> Work to do:
Search the material below for the string "title" and list each line that holds it.

> Records from a data source:
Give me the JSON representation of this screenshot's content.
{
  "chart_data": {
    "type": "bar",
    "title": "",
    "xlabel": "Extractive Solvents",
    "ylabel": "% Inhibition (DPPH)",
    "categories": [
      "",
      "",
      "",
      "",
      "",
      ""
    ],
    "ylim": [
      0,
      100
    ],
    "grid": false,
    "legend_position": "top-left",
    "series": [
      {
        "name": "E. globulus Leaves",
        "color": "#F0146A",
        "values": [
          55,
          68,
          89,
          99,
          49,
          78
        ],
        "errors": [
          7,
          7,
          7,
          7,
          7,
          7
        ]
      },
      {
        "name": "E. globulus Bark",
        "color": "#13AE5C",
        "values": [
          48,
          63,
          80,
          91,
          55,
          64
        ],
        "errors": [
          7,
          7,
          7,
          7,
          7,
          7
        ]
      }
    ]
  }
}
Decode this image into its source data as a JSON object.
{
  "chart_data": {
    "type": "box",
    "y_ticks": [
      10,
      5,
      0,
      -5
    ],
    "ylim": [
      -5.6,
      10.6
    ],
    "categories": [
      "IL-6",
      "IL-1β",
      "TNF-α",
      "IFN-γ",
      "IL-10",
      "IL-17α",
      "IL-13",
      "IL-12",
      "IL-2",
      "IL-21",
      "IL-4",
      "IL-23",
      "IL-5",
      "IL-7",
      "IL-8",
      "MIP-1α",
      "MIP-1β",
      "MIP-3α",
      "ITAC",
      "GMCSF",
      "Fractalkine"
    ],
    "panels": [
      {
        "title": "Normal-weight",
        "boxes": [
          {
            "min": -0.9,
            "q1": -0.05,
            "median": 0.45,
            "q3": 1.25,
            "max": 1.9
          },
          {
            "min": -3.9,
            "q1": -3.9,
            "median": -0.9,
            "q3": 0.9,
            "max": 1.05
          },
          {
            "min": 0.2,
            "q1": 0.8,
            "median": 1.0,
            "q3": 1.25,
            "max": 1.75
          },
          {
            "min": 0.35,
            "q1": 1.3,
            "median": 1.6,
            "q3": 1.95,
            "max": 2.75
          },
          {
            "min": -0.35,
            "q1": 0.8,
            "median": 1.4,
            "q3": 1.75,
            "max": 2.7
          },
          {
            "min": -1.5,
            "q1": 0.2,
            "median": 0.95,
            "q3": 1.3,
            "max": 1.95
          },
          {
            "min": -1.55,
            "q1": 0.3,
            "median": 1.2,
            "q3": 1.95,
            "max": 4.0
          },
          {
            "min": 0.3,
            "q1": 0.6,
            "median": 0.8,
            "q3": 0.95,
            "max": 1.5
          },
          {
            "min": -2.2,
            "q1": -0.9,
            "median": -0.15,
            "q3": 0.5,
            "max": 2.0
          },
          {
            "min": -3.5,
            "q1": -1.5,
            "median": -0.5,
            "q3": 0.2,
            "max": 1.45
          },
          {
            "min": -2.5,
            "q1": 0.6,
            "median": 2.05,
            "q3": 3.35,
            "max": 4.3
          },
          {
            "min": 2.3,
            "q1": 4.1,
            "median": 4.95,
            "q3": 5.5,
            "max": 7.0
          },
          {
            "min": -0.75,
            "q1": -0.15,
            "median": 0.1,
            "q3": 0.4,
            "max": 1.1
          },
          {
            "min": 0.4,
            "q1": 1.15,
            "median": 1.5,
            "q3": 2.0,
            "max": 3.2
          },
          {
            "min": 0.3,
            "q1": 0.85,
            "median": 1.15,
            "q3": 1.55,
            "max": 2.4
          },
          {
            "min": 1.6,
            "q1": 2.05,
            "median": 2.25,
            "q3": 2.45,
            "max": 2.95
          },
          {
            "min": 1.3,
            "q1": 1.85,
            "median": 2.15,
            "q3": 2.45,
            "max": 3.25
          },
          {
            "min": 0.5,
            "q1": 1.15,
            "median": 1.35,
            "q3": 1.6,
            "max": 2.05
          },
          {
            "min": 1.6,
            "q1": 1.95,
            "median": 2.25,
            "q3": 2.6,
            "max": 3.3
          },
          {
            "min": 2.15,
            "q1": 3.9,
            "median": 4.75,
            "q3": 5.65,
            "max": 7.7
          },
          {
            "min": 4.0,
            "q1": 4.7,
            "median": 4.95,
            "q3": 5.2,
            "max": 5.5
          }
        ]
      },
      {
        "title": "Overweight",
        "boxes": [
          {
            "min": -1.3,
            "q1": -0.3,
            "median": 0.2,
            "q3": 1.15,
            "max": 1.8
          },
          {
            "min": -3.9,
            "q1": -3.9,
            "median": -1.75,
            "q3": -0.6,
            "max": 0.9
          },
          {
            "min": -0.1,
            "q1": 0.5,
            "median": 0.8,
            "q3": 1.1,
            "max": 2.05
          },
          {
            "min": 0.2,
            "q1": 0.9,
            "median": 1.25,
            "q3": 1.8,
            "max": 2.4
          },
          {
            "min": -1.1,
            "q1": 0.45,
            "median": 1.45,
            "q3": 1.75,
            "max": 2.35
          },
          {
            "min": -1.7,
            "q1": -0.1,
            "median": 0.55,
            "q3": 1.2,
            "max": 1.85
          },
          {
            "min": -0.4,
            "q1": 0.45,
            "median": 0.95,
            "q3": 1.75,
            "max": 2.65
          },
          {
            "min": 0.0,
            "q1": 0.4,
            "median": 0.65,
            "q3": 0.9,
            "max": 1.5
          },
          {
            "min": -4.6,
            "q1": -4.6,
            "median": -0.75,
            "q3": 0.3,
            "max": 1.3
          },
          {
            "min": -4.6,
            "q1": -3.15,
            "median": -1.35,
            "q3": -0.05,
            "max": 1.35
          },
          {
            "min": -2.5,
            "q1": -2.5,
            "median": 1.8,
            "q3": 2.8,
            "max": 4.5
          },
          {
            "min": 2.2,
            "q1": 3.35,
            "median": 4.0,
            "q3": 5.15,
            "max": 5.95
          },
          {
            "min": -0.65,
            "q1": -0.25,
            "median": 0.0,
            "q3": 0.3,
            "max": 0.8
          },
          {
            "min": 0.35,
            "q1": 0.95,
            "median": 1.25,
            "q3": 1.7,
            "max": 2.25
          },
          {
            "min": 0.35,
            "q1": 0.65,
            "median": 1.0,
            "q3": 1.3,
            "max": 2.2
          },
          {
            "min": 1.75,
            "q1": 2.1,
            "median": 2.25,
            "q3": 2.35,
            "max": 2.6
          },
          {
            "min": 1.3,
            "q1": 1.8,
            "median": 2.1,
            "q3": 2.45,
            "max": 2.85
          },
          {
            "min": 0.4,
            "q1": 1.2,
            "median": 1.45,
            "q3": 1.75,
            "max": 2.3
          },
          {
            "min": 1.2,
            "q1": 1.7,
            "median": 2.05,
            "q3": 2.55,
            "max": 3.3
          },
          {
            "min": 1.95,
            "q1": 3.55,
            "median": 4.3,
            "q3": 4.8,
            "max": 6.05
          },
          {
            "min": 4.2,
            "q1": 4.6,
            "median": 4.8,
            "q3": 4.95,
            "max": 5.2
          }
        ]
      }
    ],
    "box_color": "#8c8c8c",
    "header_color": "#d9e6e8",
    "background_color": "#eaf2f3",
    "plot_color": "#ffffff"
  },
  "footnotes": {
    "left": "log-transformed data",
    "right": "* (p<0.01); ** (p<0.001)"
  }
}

> Exercise output:
    "title": "",
        "title": "Normal-weight",
        "title": "Overweight",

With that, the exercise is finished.